— start —

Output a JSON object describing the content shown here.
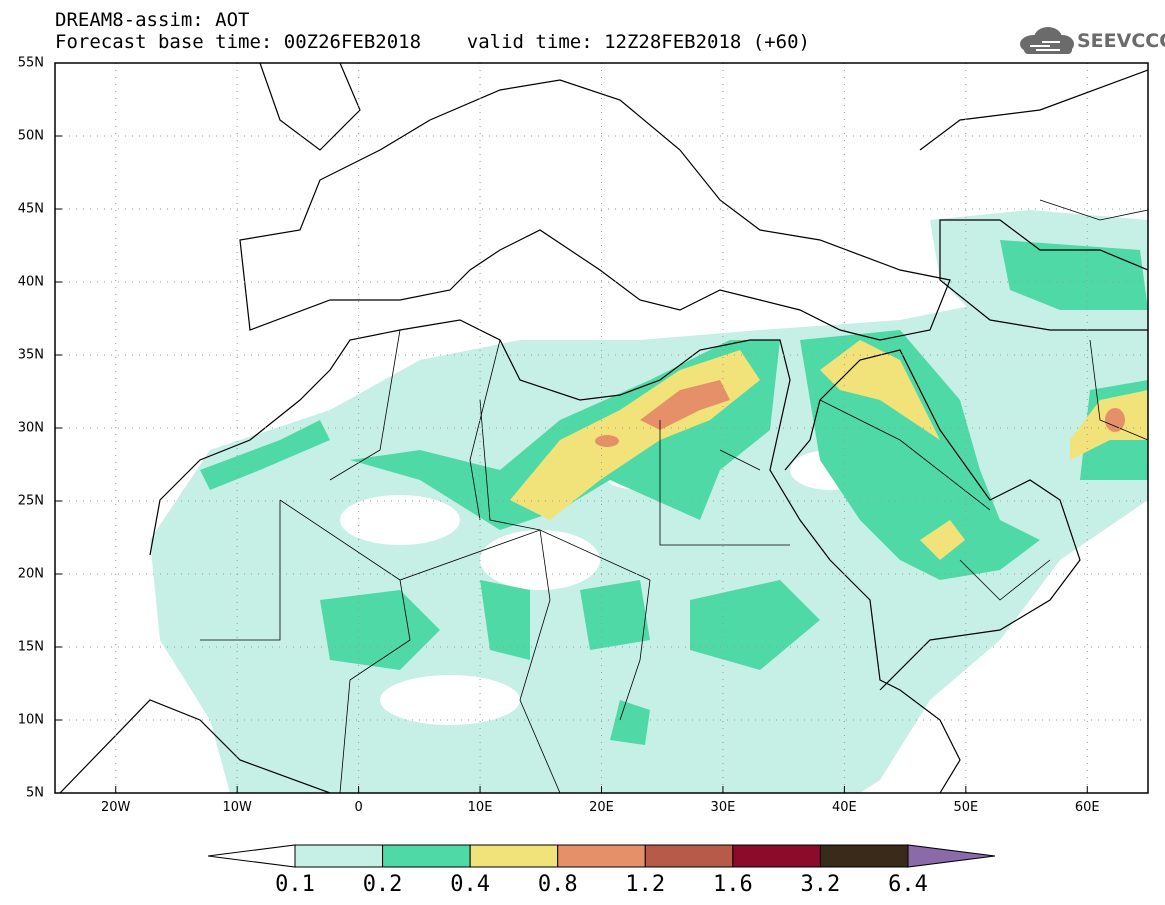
{
  "header": {
    "title_line1": "DREAM8-assim: AOT",
    "title_line2": "Forecast base time: 00Z26FEB2018    valid time: 12Z28FEB2018 (+60)"
  },
  "logo": {
    "text": "SEEVCCC",
    "icon": "cloud-logo-icon"
  },
  "map": {
    "lat_labels": [
      "55N",
      "50N",
      "45N",
      "40N",
      "35N",
      "30N",
      "25N",
      "20N",
      "15N",
      "10N",
      "5N"
    ],
    "lon_labels": [
      "20W",
      "10W",
      "0",
      "10E",
      "20E",
      "30E",
      "40E",
      "50E",
      "60E"
    ],
    "lat_values": [
      55,
      50,
      45,
      40,
      35,
      30,
      25,
      20,
      15,
      10,
      5
    ],
    "lon_values": [
      -20,
      -10,
      0,
      10,
      20,
      30,
      40,
      50,
      60
    ],
    "lon_range": [
      -25,
      65
    ],
    "lat_range": [
      5,
      55
    ],
    "grid": "dotted",
    "colors": {
      "coast": "#000000",
      "grid": "#9a9a9a"
    }
  },
  "legend": {
    "labels": [
      "0.1",
      "0.2",
      "0.4",
      "0.8",
      "1.2",
      "1.6",
      "3.2",
      "6.4"
    ],
    "colors": [
      "#ffffff",
      "#c6efe6",
      "#4fd9a6",
      "#f2e27a",
      "#e6906a",
      "#b85a4a",
      "#8c0a2a",
      "#3a2a1a",
      "#8a6aa8"
    ]
  }
}
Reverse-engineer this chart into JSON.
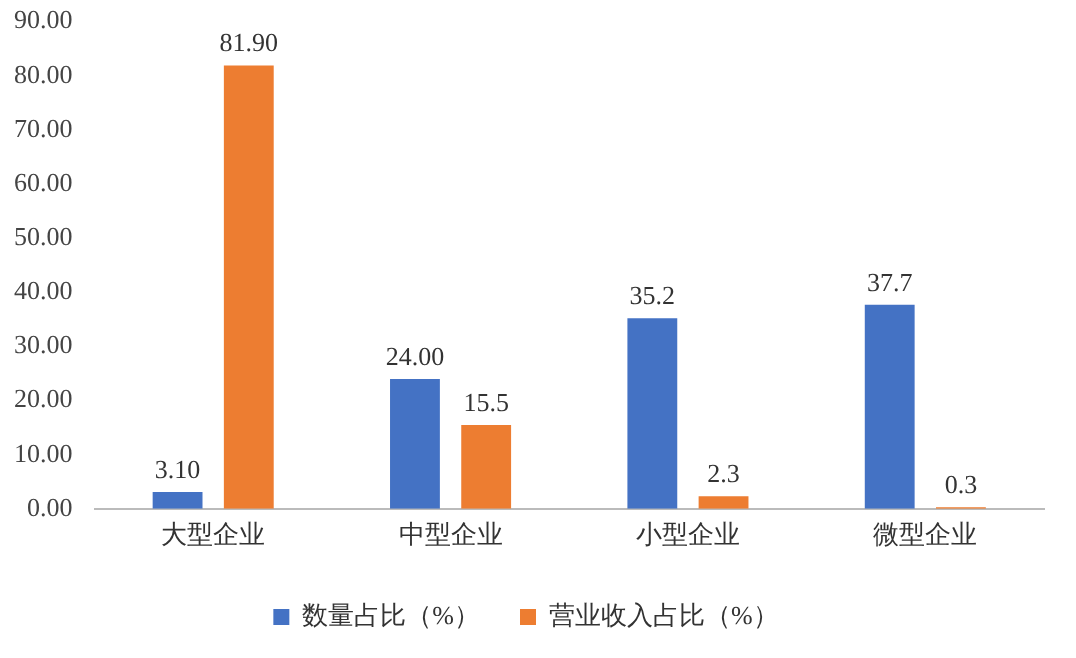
{
  "chart_data": {
    "type": "bar",
    "categories": [
      "大型企业",
      "中型企业",
      "小型企业",
      "微型企业"
    ],
    "series": [
      {
        "name": "数量占比（%）",
        "color": "#4472c4",
        "values": [
          3.1,
          24.0,
          35.2,
          37.7
        ],
        "value_labels": [
          "3.10",
          "24.00",
          "35.2",
          "37.7"
        ]
      },
      {
        "name": "营业收入占比（%）",
        "color": "#ed7d31",
        "values": [
          81.9,
          15.5,
          2.3,
          0.3
        ],
        "value_labels": [
          "81.90",
          "15.5",
          "2.3",
          "0.3"
        ]
      }
    ],
    "ylim": [
      0,
      90
    ],
    "yticks": [
      {
        "value": 0,
        "label": "0.00"
      },
      {
        "value": 10,
        "label": "10.00"
      },
      {
        "value": 20,
        "label": "20.00"
      },
      {
        "value": 30,
        "label": "30.00"
      },
      {
        "value": 40,
        "label": "40.00"
      },
      {
        "value": 50,
        "label": "50.00"
      },
      {
        "value": 60,
        "label": "60.00"
      },
      {
        "value": 70,
        "label": "70.00"
      },
      {
        "value": 80,
        "label": "80.00"
      },
      {
        "value": 90,
        "label": "90.00"
      }
    ],
    "grid": false,
    "legend": "bottom"
  }
}
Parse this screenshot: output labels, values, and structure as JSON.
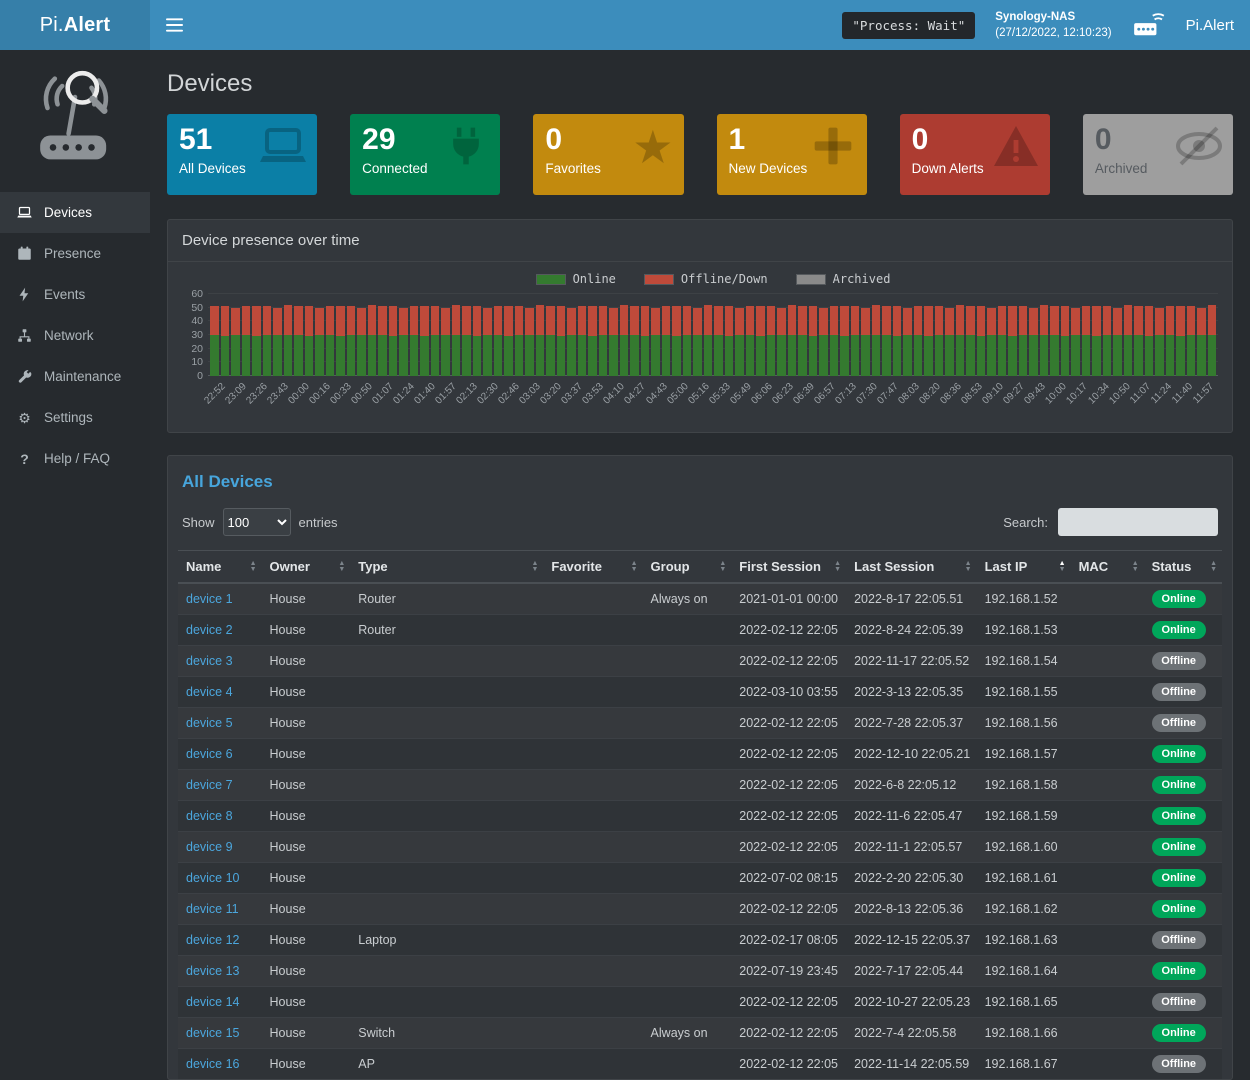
{
  "topbar": {
    "brand_prefix": "Pi.",
    "brand_bold": "Alert",
    "process_badge": "\"Process: Wait\"",
    "host_name": "Synology-NAS",
    "host_time": "(27/12/2022, 12:10:23)",
    "user_label": "Pi.Alert"
  },
  "sidebar": {
    "items": [
      {
        "label": "Devices",
        "icon": "laptop-icon",
        "active": true
      },
      {
        "label": "Presence",
        "icon": "calendar-icon",
        "active": false
      },
      {
        "label": "Events",
        "icon": "bolt-icon",
        "active": false
      },
      {
        "label": "Network",
        "icon": "network-icon",
        "active": false
      },
      {
        "label": "Maintenance",
        "icon": "wrench-icon",
        "active": false
      },
      {
        "label": "Settings",
        "icon": "gear-icon",
        "active": false
      },
      {
        "label": "Help / FAQ",
        "icon": "question-icon",
        "active": false
      }
    ]
  },
  "page_title": "Devices",
  "summary_cards": [
    {
      "value": "51",
      "label": "All Devices",
      "icon": "laptop-icon",
      "bg": "#0b7fa6",
      "fg": "#ffffff"
    },
    {
      "value": "29",
      "label": "Connected",
      "icon": "plug-icon",
      "bg": "#00804f",
      "fg": "#ffffff"
    },
    {
      "value": "0",
      "label": "Favorites",
      "icon": "star-icon",
      "bg": "#c28a0e",
      "fg": "#ffffff"
    },
    {
      "value": "1",
      "label": "New Devices",
      "icon": "plus-icon",
      "bg": "#c28a0e",
      "fg": "#ffffff"
    },
    {
      "value": "0",
      "label": "Down Alerts",
      "icon": "warning-icon",
      "bg": "#ad3c31",
      "fg": "#ffffff"
    },
    {
      "value": "0",
      "label": "Archived",
      "icon": "eye-slash-icon",
      "bg": "#9e9e9e",
      "fg": "#565b60"
    }
  ],
  "chart_panel": {
    "title": "Device presence over time"
  },
  "chart_data": {
    "type": "bar",
    "stacked": true,
    "title": "Device presence over time",
    "legend": [
      {
        "label": "Online",
        "color": "#347a2f"
      },
      {
        "label": "Offline/Down",
        "color": "#bf4a3a"
      },
      {
        "label": "Archived",
        "color": "#8a8a8a"
      }
    ],
    "ylim": [
      0,
      60
    ],
    "yticks": [
      0,
      10,
      20,
      30,
      40,
      50,
      60
    ],
    "x_labels": [
      "22:52",
      "23:09",
      "23:26",
      "23:43",
      "00:00",
      "00:16",
      "00:33",
      "00:50",
      "01:07",
      "01:24",
      "01:40",
      "01:57",
      "02:13",
      "02:30",
      "02:46",
      "03:03",
      "03:20",
      "03:37",
      "03:53",
      "04:10",
      "04:27",
      "04:43",
      "05:00",
      "05:16",
      "05:33",
      "05:49",
      "06:06",
      "06:23",
      "06:39",
      "06:57",
      "07:13",
      "07:30",
      "07:47",
      "08:03",
      "08:20",
      "08:36",
      "08:53",
      "09:10",
      "09:27",
      "09:43",
      "10:00",
      "10:17",
      "10:34",
      "10:50",
      "11:07",
      "11:24",
      "11:40",
      "11:57"
    ],
    "series": [
      {
        "name": "Online",
        "values": [
          30,
          29,
          30,
          30,
          29,
          30,
          30,
          30,
          30,
          29,
          30,
          30,
          29,
          30,
          30,
          30,
          30,
          29,
          30,
          30,
          29,
          30,
          30,
          30,
          30,
          29,
          30,
          30,
          29,
          30,
          30,
          30,
          30,
          29,
          30,
          30,
          29,
          30,
          30,
          30,
          30,
          29,
          30,
          30,
          29,
          30,
          30,
          30,
          30,
          29,
          30,
          30,
          29,
          30,
          30,
          30,
          30,
          29,
          30,
          30,
          29,
          30,
          30,
          30,
          30,
          29,
          30,
          30,
          29,
          30,
          30,
          30,
          30,
          29,
          30,
          30,
          29,
          30,
          30,
          30,
          30,
          29,
          30,
          30,
          29,
          30,
          30,
          30,
          30,
          29,
          30,
          30,
          29,
          30,
          30,
          30
        ]
      },
      {
        "name": "Offline/Down",
        "values": [
          21,
          22,
          20,
          21,
          22,
          21,
          20,
          22,
          21,
          22,
          20,
          21,
          22,
          21,
          20,
          22,
          21,
          22,
          20,
          21,
          22,
          21,
          20,
          22,
          21,
          22,
          20,
          21,
          22,
          21,
          20,
          22,
          21,
          22,
          20,
          21,
          22,
          21,
          20,
          22,
          21,
          22,
          20,
          21,
          22,
          21,
          20,
          22,
          21,
          22,
          20,
          21,
          22,
          21,
          20,
          22,
          21,
          22,
          20,
          21,
          22,
          21,
          20,
          22,
          21,
          22,
          20,
          21,
          22,
          21,
          20,
          22,
          21,
          22,
          20,
          21,
          22,
          21,
          20,
          22,
          21,
          22,
          20,
          21,
          22,
          21,
          20,
          22,
          21,
          22,
          20,
          21,
          22,
          21,
          20,
          22
        ]
      },
      {
        "name": "Archived",
        "values": [],
        "all_zero": true
      }
    ]
  },
  "device_table": {
    "title": "All Devices",
    "show_label": "Show",
    "entries_label": "entries",
    "page_size": "100",
    "search_label": "Search:",
    "search_value": "",
    "columns": [
      "Name",
      "Owner",
      "Type",
      "Favorite",
      "Group",
      "First Session",
      "Last Session",
      "Last IP",
      "MAC",
      "Status"
    ],
    "sorted_column": "Last IP",
    "status_colors": {
      "Online": "#00a65a",
      "Offline": "#6d7276"
    },
    "rows": [
      [
        "device 1",
        "House",
        "Router",
        "",
        "Always on",
        "2021-01-01  00:00",
        "2022-8-17  22:05.51",
        "192.168.1.52",
        "",
        "Online"
      ],
      [
        "device 2",
        "House",
        "Router",
        "",
        "",
        "2022-02-12  22:05",
        "2022-8-24  22:05.39",
        "192.168.1.53",
        "",
        "Online"
      ],
      [
        "device 3",
        "House",
        "",
        "",
        "",
        "2022-02-12  22:05",
        "2022-11-17  22:05.52",
        "192.168.1.54",
        "",
        "Offline"
      ],
      [
        "device 4",
        "House",
        "",
        "",
        "",
        "2022-03-10  03:55",
        "2022-3-13  22:05.35",
        "192.168.1.55",
        "",
        "Offline"
      ],
      [
        "device 5",
        "House",
        "",
        "",
        "",
        "2022-02-12  22:05",
        "2022-7-28  22:05.37",
        "192.168.1.56",
        "",
        "Offline"
      ],
      [
        "device 6",
        "House",
        "",
        "",
        "",
        "2022-02-12  22:05",
        "2022-12-10  22:05.21",
        "192.168.1.57",
        "",
        "Online"
      ],
      [
        "device 7",
        "House",
        "",
        "",
        "",
        "2022-02-12  22:05",
        "2022-6-8  22:05.12",
        "192.168.1.58",
        "",
        "Online"
      ],
      [
        "device 8",
        "House",
        "",
        "",
        "",
        "2022-02-12  22:05",
        "2022-11-6  22:05.47",
        "192.168.1.59",
        "",
        "Online"
      ],
      [
        "device 9",
        "House",
        "",
        "",
        "",
        "2022-02-12  22:05",
        "2022-11-1  22:05.57",
        "192.168.1.60",
        "",
        "Online"
      ],
      [
        "device 10",
        "House",
        "",
        "",
        "",
        "2022-07-02  08:15",
        "2022-2-20  22:05.30",
        "192.168.1.61",
        "",
        "Online"
      ],
      [
        "device 11",
        "House",
        "",
        "",
        "",
        "2022-02-12  22:05",
        "2022-8-13  22:05.36",
        "192.168.1.62",
        "",
        "Online"
      ],
      [
        "device 12",
        "House",
        "Laptop",
        "",
        "",
        "2022-02-17  08:05",
        "2022-12-15  22:05.37",
        "192.168.1.63",
        "",
        "Offline"
      ],
      [
        "device 13",
        "House",
        "",
        "",
        "",
        "2022-07-19  23:45",
        "2022-7-17  22:05.44",
        "192.168.1.64",
        "",
        "Online"
      ],
      [
        "device 14",
        "House",
        "",
        "",
        "",
        "2022-02-12  22:05",
        "2022-10-27  22:05.23",
        "192.168.1.65",
        "",
        "Offline"
      ],
      [
        "device 15",
        "House",
        "Switch",
        "",
        "Always on",
        "2022-02-12  22:05",
        "2022-7-4  22:05.58",
        "192.168.1.66",
        "",
        "Online"
      ],
      [
        "device 16",
        "House",
        "AP",
        "",
        "",
        "2022-02-12  22:05",
        "2022-11-14  22:05.59",
        "192.168.1.67",
        "",
        "Offline"
      ]
    ]
  }
}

— end —

Only lines with the string "this" belong in your answer; copy each one.

* [Reply to the task]:
Reverse-engineer this chart into JSON.
Parse this screenshot: output labels, values, and structure as JSON.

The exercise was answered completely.